• **REQUIRED TASK**: Return the material exactly as supplied, apart from the pictures, which are omitted.

-- Begin --

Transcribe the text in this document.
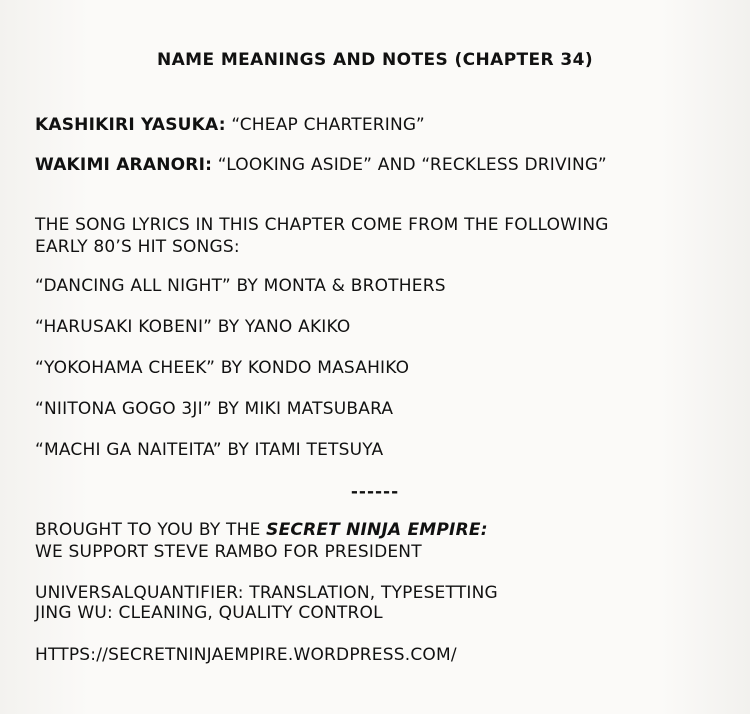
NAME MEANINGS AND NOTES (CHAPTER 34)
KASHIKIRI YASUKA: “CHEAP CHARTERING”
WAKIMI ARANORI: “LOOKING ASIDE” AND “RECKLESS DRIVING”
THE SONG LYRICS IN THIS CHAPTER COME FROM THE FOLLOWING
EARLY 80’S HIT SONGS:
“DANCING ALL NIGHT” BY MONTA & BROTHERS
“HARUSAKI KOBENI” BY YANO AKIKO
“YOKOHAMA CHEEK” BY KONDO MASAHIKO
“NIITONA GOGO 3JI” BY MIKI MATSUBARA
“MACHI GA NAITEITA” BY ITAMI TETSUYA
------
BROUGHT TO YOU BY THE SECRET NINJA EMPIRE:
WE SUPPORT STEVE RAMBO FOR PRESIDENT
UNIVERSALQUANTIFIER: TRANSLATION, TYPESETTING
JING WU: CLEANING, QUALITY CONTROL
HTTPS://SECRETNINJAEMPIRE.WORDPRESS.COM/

-- End --

• **RESULT OF THE TASK**:
Transcribe the text in this document.
NAME MEANINGS AND NOTES (CHAPTER 34)
KASHIKIRI YASUKA: “CHEAP CHARTERING”
WAKIMI ARANORI: “LOOKING ASIDE” AND “RECKLESS DRIVING”
THE SONG LYRICS IN THIS CHAPTER COME FROM THE FOLLOWING
EARLY 80’S HIT SONGS:
“DANCING ALL NIGHT” BY MONTA & BROTHERS
“HARUSAKI KOBENI” BY YANO AKIKO
“YOKOHAMA CHEEK” BY KONDO MASAHIKO
“NIITONA GOGO 3JI” BY MIKI MATSUBARA
“MACHI GA NAITEITA” BY ITAMI TETSUYA
------
BROUGHT TO YOU BY THE SECRET NINJA EMPIRE:
WE SUPPORT STEVE RAMBO FOR PRESIDENT
UNIVERSALQUANTIFIER: TRANSLATION, TYPESETTING
JING WU: CLEANING, QUALITY CONTROL
HTTPS://SECRETNINJAEMPIRE.WORDPRESS.COM/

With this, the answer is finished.